> **Task description**
Gather all lines with "vydané" from the records.

> **Given entries**
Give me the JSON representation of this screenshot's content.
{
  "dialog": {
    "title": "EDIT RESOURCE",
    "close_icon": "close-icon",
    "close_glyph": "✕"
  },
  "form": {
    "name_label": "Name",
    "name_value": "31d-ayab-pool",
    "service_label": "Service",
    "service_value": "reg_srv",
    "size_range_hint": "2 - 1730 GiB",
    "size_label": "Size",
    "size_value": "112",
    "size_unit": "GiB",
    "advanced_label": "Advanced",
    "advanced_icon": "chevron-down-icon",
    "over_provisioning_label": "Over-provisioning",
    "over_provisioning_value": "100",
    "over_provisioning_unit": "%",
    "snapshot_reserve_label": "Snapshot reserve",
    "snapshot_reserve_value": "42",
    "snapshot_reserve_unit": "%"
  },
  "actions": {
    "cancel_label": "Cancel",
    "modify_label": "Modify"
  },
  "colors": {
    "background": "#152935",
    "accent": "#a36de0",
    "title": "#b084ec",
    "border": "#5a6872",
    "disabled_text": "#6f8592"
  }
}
...
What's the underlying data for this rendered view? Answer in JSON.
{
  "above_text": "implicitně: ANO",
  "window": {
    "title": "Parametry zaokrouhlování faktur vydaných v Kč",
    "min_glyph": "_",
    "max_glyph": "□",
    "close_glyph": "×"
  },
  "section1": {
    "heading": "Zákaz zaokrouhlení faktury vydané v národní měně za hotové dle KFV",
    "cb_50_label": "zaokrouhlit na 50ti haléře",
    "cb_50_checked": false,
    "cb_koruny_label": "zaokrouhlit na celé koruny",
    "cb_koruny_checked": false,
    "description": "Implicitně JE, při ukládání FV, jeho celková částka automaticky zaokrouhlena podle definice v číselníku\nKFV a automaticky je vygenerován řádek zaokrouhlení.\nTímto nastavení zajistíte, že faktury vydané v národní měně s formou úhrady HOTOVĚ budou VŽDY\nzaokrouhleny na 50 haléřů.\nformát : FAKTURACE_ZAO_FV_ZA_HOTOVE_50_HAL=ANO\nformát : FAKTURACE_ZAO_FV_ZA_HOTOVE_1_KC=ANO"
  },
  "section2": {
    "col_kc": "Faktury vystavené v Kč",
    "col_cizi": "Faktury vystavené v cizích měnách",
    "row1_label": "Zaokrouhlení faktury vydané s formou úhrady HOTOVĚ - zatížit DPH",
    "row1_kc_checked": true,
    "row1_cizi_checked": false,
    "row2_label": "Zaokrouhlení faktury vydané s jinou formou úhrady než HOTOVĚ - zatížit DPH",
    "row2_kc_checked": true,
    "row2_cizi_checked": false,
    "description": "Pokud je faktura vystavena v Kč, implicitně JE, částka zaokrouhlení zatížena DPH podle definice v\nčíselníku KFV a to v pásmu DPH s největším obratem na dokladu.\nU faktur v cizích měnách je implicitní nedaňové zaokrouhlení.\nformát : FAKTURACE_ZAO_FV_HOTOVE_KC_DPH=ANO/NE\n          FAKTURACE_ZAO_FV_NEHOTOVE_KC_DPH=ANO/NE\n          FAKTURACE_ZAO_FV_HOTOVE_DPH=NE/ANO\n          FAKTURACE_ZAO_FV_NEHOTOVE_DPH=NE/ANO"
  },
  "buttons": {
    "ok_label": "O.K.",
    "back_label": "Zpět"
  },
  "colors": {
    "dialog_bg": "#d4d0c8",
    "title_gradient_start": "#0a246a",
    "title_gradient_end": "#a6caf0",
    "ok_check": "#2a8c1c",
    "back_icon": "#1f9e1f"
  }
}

> **Answer to the problem**
    "heading": "Zákaz zaokrouhlení faktury vydané v národní měně za hotové dle KFV",
    "description": "Implicitně JE, při ukládání FV, jeho celková částka automaticky zaokrouhlena podle definice v číselníku\nKFV a automaticky je vygenerován řádek zaokrouhlení.\nTímto nastavení zajistíte, že faktury vydané v národní měně s formou úhrady HOTOVĚ budou VŽDY\nzaokrouhleny na 50 haléřů.\nformát : FAKTURACE_ZAO_FV_ZA_HOTOVE_50_HAL=ANO\nformát : FAKTURACE_ZAO_FV_ZA_HOTOVE_1_KC=ANO"
    "row1_label": "Zaokrouhlení faktury vydané s formou úhrady HOTOVĚ - zatížit DPH",
    "row2_label": "Zaokrouhlení faktury vydané s jinou formou úhrady než HOTOVĚ - zatížit DPH",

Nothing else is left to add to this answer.